▶ [Tâche demandée 1]
Dans l'extrait présenté ci-dessous, relevez tous les verbes à l'infinitif introduits par « de » ou « d' » dans la phrase qui commence par « Tout cela impose ».

▶ [Extrait présenté]
++++

Faut-il choisir entre sauver la planète et sortir de la crise?

par Xavier Timbeau

Il incombe à notre génération et aux suivantes de trouver un moyen de faire vivre décemment 10 milliards d’habitants sur une planète aux ressources et aux capacités finies de façon durable. Comme un niveau de vie décent suppose un mode de consommation plus proche de celui de nos sociétés occidentales que du dénuement d’une grande partie des habitants du monde, la tâche est  immense et l’échec  inacceptable. Tout cela impose de freiner le changement climatique, d’anticiper les chutes de rendements agricoles, de se préparer aux conséquences de la montée des mers, de s’adapter et de mettre un terme aux destructions de la biomasse et de la biodiversité ou de prendre en compte l’épuisement des ressources naturelles, qu’elles soient renouvelables ou non. La liste des contraintes est longue et ne s’arrête malheureusement pas à ces quelques exemples (le lecteur intéressé pourra d’ailleurs lire avec profit des travaux antérieurs de l’OFCE sur ce sujet).

++++

▶ [Entrées fournies]
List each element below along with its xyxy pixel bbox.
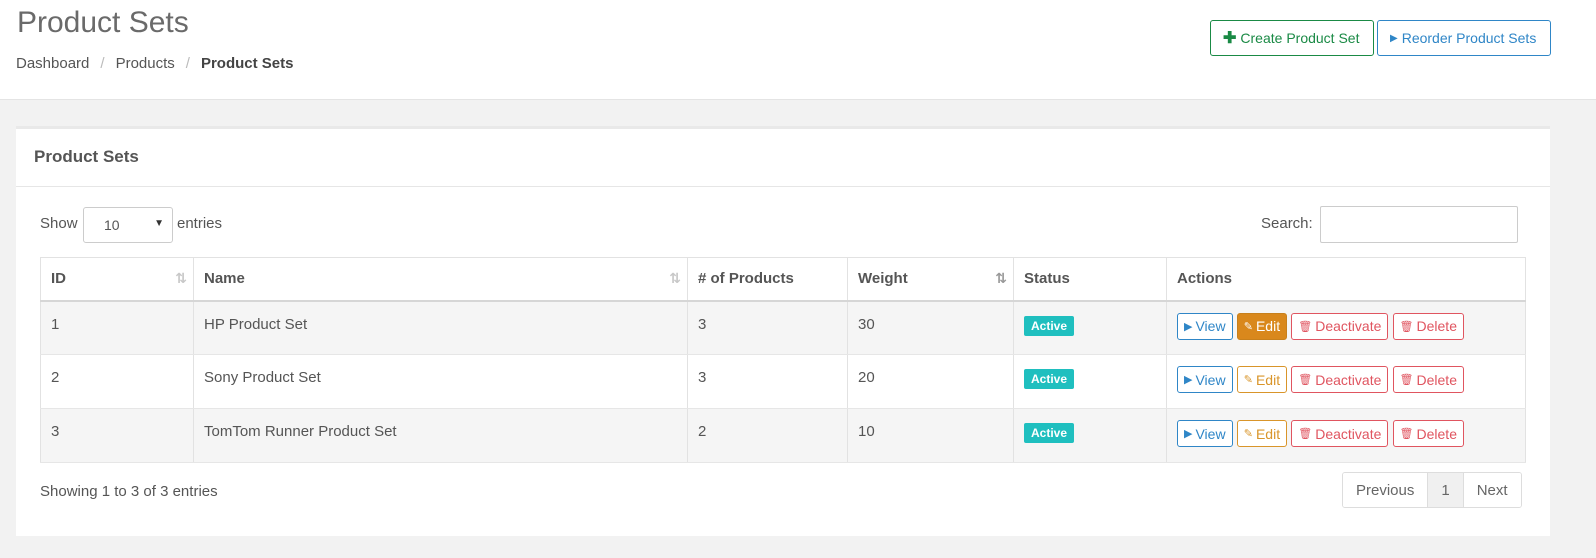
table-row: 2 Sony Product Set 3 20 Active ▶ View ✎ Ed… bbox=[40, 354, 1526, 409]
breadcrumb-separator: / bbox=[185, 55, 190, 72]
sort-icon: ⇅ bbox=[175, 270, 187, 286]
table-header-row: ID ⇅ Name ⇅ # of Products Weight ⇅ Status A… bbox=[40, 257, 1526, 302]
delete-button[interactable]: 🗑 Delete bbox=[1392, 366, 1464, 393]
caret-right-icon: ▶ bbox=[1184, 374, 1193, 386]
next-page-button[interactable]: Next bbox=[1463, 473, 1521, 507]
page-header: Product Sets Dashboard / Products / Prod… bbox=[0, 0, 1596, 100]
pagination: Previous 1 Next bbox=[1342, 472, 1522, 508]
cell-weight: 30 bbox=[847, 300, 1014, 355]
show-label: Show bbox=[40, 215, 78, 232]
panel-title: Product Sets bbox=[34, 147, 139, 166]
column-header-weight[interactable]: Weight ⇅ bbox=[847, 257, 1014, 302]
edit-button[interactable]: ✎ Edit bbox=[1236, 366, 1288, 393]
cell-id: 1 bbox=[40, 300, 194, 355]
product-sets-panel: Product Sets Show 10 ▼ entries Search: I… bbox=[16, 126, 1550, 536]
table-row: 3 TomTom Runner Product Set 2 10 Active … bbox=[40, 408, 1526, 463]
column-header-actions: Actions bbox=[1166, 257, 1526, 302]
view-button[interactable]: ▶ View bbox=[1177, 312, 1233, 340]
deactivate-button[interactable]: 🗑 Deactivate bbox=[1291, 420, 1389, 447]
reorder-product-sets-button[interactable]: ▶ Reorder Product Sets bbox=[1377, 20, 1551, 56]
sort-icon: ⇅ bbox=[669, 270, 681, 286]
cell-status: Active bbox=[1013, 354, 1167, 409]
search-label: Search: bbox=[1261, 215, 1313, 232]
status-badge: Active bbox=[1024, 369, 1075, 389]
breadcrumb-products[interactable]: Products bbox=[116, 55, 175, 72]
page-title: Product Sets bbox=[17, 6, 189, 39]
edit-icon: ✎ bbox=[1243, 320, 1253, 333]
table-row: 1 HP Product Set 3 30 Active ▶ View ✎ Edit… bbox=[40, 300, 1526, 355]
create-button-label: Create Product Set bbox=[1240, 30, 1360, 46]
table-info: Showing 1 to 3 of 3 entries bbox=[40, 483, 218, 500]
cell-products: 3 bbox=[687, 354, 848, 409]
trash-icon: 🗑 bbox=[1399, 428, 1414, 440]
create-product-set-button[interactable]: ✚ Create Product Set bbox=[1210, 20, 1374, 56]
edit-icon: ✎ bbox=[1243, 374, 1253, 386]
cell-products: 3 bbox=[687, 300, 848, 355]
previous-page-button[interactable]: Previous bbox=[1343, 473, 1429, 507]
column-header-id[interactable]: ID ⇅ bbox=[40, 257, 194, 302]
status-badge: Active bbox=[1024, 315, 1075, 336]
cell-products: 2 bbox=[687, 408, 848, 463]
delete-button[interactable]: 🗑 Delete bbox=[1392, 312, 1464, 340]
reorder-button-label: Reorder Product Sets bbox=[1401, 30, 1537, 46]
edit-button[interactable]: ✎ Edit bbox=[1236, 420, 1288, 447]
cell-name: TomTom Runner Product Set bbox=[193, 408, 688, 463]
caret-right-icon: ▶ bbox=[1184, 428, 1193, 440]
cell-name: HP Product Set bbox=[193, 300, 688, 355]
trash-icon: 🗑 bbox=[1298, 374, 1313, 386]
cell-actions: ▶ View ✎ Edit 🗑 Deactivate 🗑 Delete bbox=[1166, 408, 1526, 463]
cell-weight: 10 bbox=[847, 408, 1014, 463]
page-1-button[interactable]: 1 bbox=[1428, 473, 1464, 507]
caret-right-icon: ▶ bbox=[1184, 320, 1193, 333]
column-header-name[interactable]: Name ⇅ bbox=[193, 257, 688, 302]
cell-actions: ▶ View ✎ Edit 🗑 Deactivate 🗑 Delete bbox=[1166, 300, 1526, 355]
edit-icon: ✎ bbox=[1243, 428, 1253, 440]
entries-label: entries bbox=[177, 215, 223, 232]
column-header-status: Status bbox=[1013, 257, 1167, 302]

++++

▶ [Tâche demandée 2]
Repérez dans les entrées chaque ligne qui contient la chaîne « actions » et recopiez-la, en tenant compte de la casse.

▶ [Réponse complète 1]
freiner
anticiper
se préparer
s'adapter
mettre
prendre

▶ [Réponse complète 2]
column-header-actions: Actions bbox=[1166, 257, 1526, 302]
cell-actions: ▶ View ✎ Edit 🗑 Deactivate 🗑 Delete bbox=[1166, 408, 1526, 463]
cell-actions: ▶ View ✎ Edit 🗑 Deactivate 🗑 Delete bbox=[1166, 300, 1526, 355]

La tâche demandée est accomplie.